What is being asked: Below are entries. Pull out all lines containing "Dollar".

(Excerpts from a figure dataset)

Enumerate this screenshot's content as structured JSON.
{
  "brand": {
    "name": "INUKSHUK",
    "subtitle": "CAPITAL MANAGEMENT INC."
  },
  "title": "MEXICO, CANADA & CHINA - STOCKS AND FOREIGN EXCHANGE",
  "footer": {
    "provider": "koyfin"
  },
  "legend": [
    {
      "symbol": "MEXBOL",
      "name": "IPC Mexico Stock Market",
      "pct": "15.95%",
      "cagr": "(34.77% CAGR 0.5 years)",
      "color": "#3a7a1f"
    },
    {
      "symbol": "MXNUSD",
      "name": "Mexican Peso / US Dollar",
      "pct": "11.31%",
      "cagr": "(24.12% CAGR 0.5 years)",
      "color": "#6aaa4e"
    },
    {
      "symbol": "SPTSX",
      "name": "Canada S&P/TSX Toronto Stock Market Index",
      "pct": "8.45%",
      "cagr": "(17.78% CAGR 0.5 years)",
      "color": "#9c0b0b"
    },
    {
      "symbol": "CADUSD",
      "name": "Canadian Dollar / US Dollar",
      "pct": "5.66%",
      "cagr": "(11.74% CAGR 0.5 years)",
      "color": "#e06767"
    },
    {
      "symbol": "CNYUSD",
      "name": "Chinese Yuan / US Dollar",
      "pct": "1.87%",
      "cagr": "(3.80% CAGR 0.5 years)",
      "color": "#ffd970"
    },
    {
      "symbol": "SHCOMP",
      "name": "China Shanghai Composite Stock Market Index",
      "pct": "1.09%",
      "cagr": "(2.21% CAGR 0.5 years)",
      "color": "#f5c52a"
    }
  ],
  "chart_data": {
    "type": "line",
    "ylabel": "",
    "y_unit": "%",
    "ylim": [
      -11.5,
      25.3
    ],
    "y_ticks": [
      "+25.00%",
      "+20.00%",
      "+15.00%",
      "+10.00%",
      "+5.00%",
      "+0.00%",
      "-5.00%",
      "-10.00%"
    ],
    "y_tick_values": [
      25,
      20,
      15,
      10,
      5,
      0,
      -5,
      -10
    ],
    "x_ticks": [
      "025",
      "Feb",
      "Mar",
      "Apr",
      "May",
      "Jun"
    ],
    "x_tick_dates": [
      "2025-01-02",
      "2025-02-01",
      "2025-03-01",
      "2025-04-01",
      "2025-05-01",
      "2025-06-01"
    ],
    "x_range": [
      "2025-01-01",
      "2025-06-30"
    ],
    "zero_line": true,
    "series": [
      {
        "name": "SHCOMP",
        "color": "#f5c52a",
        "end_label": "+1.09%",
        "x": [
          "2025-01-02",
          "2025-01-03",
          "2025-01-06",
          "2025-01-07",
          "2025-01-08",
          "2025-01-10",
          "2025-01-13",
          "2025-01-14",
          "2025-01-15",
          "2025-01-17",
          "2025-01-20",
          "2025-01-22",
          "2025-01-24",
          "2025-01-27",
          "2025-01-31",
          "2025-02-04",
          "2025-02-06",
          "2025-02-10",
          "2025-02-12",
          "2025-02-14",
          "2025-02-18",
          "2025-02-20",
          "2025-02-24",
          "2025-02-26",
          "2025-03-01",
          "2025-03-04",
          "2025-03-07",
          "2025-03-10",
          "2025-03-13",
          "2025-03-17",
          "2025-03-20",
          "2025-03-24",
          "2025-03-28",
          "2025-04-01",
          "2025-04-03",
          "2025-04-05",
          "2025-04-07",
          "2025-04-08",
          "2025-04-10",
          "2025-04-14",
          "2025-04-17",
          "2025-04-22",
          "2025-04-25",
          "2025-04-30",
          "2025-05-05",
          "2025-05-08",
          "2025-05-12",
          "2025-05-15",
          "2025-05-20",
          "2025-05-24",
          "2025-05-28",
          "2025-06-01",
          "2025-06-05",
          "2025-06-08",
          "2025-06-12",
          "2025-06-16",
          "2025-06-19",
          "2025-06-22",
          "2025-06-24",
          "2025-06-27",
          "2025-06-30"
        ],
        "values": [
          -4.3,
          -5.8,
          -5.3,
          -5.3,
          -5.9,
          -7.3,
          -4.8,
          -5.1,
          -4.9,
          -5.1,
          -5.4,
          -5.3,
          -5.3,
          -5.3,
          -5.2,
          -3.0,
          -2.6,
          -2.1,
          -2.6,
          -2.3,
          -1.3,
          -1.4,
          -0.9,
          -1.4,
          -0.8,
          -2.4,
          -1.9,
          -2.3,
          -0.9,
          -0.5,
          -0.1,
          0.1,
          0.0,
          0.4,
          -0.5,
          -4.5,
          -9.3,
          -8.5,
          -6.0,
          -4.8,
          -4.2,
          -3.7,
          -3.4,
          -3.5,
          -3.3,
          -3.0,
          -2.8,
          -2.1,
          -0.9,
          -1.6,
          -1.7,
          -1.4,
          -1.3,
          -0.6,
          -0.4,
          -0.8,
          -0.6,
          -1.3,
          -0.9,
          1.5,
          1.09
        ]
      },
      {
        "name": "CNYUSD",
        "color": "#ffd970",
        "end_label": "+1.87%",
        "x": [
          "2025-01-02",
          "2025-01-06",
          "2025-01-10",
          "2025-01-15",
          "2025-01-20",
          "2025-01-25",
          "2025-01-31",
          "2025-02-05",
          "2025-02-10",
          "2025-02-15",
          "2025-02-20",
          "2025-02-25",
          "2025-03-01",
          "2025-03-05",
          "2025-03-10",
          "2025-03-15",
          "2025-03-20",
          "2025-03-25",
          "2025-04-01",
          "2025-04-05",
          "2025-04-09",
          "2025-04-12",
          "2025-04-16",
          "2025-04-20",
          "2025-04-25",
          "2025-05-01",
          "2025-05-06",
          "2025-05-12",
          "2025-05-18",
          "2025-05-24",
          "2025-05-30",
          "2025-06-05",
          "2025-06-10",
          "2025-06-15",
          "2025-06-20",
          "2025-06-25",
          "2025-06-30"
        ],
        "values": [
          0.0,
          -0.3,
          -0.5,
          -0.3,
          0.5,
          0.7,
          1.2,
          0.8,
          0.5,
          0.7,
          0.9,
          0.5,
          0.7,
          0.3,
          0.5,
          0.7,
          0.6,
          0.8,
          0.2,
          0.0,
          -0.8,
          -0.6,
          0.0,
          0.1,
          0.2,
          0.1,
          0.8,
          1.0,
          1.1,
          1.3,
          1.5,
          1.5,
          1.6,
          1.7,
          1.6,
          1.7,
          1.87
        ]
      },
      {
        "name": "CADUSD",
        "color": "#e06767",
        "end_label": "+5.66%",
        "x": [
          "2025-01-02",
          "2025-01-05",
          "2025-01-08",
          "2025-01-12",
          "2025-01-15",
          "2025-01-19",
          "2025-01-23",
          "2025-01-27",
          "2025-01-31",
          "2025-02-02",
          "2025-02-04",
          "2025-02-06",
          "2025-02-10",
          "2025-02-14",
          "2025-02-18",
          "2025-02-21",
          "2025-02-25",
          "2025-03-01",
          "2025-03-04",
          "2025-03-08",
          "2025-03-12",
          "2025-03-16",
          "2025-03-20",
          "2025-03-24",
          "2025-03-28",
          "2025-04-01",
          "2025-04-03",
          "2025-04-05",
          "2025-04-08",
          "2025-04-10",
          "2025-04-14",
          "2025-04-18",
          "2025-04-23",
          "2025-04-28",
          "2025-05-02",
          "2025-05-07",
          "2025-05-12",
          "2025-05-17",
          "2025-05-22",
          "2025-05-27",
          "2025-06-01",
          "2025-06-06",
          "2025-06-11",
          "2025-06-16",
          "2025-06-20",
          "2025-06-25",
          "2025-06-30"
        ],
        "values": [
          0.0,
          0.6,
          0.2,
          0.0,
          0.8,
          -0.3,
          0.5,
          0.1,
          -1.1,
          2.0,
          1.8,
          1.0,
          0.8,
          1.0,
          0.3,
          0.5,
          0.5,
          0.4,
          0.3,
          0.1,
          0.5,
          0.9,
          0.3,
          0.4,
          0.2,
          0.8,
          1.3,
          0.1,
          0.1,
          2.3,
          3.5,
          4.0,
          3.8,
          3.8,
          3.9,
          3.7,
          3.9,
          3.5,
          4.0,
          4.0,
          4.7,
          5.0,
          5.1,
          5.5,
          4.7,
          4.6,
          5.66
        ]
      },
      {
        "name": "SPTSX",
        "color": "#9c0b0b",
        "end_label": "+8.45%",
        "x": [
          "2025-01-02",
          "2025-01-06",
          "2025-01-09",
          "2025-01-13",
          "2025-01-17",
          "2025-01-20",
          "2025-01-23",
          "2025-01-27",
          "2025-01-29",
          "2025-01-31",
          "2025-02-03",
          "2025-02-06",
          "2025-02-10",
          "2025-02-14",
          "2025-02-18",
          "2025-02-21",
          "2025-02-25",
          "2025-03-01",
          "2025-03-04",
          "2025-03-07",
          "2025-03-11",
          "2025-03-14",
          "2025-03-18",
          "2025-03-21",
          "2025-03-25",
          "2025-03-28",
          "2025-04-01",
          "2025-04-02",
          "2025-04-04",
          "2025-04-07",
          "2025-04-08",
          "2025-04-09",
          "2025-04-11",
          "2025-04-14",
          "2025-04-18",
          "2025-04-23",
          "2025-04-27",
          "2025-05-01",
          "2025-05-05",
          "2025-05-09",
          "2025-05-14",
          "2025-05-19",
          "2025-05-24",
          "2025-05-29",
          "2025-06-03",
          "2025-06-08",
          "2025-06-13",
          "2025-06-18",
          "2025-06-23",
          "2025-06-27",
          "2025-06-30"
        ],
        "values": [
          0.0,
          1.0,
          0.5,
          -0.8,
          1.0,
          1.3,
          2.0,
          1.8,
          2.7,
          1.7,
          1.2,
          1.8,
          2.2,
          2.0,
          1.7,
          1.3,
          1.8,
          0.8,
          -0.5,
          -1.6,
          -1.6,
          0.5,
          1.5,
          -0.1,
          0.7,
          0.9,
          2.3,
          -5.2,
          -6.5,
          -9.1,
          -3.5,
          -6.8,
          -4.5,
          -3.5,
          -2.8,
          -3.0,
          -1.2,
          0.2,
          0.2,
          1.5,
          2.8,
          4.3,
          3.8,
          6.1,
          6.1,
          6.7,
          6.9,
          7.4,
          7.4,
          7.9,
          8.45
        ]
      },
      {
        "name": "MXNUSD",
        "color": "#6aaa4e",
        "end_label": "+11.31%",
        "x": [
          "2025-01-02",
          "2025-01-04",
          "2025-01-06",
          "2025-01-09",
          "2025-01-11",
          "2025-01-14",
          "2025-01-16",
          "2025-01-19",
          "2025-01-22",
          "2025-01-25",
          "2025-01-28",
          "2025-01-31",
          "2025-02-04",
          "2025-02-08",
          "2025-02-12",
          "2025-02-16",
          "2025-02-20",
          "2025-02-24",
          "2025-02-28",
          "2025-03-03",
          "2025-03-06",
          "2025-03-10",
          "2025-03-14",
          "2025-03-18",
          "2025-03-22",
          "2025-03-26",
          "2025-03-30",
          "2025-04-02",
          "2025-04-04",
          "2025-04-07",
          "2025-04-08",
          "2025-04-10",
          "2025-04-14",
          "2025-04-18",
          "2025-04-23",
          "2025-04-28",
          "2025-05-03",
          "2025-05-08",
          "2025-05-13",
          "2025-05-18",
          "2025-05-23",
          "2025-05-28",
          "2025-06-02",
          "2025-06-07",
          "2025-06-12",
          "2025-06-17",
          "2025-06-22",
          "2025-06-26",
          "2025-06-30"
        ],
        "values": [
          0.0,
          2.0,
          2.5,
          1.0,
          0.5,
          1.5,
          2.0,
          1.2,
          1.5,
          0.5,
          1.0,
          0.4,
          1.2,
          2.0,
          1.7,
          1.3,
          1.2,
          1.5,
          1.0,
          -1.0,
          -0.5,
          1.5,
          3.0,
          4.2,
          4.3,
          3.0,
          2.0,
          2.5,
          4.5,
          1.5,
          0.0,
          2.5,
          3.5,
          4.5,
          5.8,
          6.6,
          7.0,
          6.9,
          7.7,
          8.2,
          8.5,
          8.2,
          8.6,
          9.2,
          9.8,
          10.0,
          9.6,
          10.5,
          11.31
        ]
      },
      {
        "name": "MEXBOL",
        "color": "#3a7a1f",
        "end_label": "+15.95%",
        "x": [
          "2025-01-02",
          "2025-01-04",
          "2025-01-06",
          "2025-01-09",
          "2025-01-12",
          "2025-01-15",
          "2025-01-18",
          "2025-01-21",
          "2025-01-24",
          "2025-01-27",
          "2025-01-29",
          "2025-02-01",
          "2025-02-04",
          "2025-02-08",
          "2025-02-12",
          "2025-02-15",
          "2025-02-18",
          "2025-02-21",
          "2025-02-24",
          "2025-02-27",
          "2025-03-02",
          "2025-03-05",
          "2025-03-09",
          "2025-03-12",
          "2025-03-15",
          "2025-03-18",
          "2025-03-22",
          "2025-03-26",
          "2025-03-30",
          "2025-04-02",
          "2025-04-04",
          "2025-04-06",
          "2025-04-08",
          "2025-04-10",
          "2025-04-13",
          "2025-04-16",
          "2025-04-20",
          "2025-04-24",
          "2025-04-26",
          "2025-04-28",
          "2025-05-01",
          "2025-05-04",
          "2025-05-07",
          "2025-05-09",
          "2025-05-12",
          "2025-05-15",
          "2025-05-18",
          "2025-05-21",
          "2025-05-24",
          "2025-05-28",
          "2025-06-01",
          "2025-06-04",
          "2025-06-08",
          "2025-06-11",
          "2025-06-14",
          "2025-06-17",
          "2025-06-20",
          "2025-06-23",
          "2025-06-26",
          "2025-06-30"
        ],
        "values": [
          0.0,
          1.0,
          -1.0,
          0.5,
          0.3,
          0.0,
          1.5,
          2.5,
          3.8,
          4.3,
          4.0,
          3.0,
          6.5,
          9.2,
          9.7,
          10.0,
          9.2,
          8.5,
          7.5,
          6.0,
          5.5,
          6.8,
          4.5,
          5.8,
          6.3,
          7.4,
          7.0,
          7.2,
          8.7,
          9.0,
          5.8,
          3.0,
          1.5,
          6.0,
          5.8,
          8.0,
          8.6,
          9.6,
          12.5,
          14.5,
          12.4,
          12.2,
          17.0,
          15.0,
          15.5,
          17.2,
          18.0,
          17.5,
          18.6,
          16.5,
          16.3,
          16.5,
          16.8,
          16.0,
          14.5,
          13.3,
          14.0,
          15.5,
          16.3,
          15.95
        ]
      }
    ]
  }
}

Reply:
      "name": "Mexican Peso / US Dollar",
      "name": "Canadian Dollar / US Dollar",
      "name": "Chinese Yuan / US Dollar",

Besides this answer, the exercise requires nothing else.